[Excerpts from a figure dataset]
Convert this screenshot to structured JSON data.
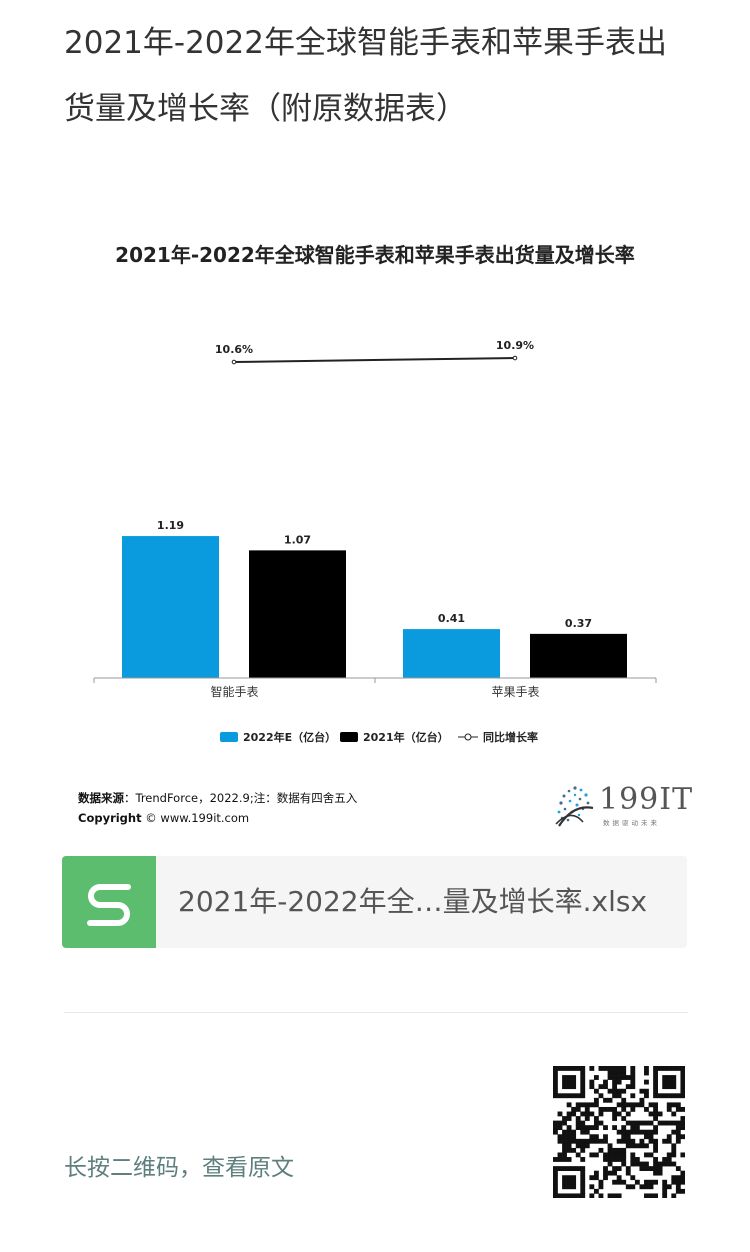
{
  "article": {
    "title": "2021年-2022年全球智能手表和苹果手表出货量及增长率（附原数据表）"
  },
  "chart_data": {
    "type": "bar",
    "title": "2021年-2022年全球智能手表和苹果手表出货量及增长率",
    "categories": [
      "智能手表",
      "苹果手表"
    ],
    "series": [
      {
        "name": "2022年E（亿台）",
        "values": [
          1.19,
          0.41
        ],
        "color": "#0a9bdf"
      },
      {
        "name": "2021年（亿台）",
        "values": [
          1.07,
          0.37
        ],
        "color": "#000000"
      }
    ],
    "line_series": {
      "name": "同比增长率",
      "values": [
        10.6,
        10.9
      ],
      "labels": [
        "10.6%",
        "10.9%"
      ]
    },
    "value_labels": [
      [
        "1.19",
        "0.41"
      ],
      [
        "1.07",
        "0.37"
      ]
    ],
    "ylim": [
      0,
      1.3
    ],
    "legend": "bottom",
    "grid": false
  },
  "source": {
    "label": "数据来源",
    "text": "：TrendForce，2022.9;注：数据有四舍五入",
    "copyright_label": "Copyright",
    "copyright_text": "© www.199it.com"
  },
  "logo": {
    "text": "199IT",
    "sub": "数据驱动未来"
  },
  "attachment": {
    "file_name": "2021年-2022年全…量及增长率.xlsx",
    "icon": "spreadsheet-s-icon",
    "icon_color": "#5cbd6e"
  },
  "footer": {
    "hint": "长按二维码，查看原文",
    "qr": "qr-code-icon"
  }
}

--

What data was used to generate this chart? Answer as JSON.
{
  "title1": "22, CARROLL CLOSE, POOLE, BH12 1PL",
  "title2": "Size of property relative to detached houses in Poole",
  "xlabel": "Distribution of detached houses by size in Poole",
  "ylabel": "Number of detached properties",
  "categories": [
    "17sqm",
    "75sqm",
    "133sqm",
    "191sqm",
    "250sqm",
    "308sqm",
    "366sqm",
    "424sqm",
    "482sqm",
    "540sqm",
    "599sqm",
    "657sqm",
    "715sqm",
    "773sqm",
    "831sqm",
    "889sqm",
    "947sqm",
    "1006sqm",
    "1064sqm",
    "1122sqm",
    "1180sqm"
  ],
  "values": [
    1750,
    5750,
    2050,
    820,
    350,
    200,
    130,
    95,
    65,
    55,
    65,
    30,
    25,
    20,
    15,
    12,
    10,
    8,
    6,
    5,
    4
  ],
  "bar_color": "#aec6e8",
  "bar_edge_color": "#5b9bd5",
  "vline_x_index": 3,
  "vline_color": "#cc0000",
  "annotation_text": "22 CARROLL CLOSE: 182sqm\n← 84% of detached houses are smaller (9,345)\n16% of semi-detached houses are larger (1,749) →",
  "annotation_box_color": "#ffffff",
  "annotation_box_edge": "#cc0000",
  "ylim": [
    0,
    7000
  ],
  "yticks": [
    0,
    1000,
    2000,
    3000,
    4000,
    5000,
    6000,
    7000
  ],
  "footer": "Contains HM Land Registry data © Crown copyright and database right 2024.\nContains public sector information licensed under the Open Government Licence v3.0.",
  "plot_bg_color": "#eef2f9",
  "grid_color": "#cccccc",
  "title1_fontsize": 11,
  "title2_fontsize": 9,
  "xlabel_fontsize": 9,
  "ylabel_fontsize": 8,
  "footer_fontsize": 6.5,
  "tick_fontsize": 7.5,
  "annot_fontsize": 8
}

▶ [EXERCISE DETAILS]:
From the listing above, copy every line that holds the string "JSON".

▶ [SOLUTION FOR THIS TASK]:
Convert this screenshot to structured JSON data.
What data was used to generate this chart? Answer as JSON.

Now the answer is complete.